:: WORKING DATA

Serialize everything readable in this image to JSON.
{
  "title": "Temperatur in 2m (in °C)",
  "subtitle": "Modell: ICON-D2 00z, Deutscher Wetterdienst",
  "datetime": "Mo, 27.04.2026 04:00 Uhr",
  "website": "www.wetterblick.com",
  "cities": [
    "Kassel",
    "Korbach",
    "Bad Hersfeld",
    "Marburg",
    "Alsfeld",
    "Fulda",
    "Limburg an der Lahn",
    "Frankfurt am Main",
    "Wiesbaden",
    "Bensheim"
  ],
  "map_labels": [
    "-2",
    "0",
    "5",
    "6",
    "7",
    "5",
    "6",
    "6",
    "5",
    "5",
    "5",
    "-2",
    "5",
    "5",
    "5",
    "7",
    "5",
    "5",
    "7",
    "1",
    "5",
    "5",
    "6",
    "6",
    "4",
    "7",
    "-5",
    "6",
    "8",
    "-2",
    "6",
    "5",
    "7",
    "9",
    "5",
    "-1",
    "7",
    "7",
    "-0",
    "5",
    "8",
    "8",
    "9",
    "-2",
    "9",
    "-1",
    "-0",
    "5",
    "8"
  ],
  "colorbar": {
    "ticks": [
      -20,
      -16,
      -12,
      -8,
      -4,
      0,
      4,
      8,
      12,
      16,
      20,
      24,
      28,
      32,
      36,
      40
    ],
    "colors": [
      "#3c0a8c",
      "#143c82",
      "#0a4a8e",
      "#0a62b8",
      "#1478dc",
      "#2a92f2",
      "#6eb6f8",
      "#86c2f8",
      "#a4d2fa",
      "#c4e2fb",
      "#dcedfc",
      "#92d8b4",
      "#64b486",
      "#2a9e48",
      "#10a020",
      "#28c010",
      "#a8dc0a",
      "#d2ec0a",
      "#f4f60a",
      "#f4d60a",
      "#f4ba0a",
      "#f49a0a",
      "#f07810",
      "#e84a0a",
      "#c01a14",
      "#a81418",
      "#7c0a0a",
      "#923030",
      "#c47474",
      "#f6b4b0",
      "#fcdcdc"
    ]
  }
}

::::

__TASK DESCRIPTION__. Retype the listing. Match it exactly.

__TASK SOLUTION__.
Serialize everything readable in this image to JSON.
{
  "title": "Temperatur in 2m (in °C)",
  "subtitle": "Modell: ICON-D2 00z, Deutscher Wetterdienst",
  "datetime": "Mo, 27.04.2026 04:00 Uhr",
  "website": "www.wetterblick.com",
  "cities": [
    "Kassel",
    "Korbach",
    "Bad Hersfeld",
    "Marburg",
    "Alsfeld",
    "Fulda",
    "Limburg an der Lahn",
    "Frankfurt am Main",
    "Wiesbaden",
    "Bensheim"
  ],
  "map_labels": [
    "-2",
    "0",
    "5",
    "6",
    "7",
    "5",
    "6",
    "6",
    "5",
    "5",
    "5",
    "-2",
    "5",
    "5",
    "5",
    "7",
    "5",
    "5",
    "7",
    "1",
    "5",
    "5",
    "6",
    "6",
    "4",
    "7",
    "-5",
    "6",
    "8",
    "-2",
    "6",
    "5",
    "7",
    "9",
    "5",
    "-1",
    "7",
    "7",
    "-0",
    "5",
    "8",
    "8",
    "9",
    "-2",
    "9",
    "-1",
    "-0",
    "5",
    "8"
  ],
  "colorbar": {
    "ticks": [
      -20,
      -16,
      -12,
      -8,
      -4,
      0,
      4,
      8,
      12,
      16,
      20,
      24,
      28,
      32,
      36,
      40
    ],
    "colors": [
      "#3c0a8c",
      "#143c82",
      "#0a4a8e",
      "#0a62b8",
      "#1478dc",
      "#2a92f2",
      "#6eb6f8",
      "#86c2f8",
      "#a4d2fa",
      "#c4e2fb",
      "#dcedfc",
      "#92d8b4",
      "#64b486",
      "#2a9e48",
      "#10a020",
      "#28c010",
      "#a8dc0a",
      "#d2ec0a",
      "#f4f60a",
      "#f4d60a",
      "#f4ba0a",
      "#f49a0a",
      "#f07810",
      "#e84a0a",
      "#c01a14",
      "#a81418",
      "#7c0a0a",
      "#923030",
      "#c47474",
      "#f6b4b0",
      "#fcdcdc"
    ]
  }
}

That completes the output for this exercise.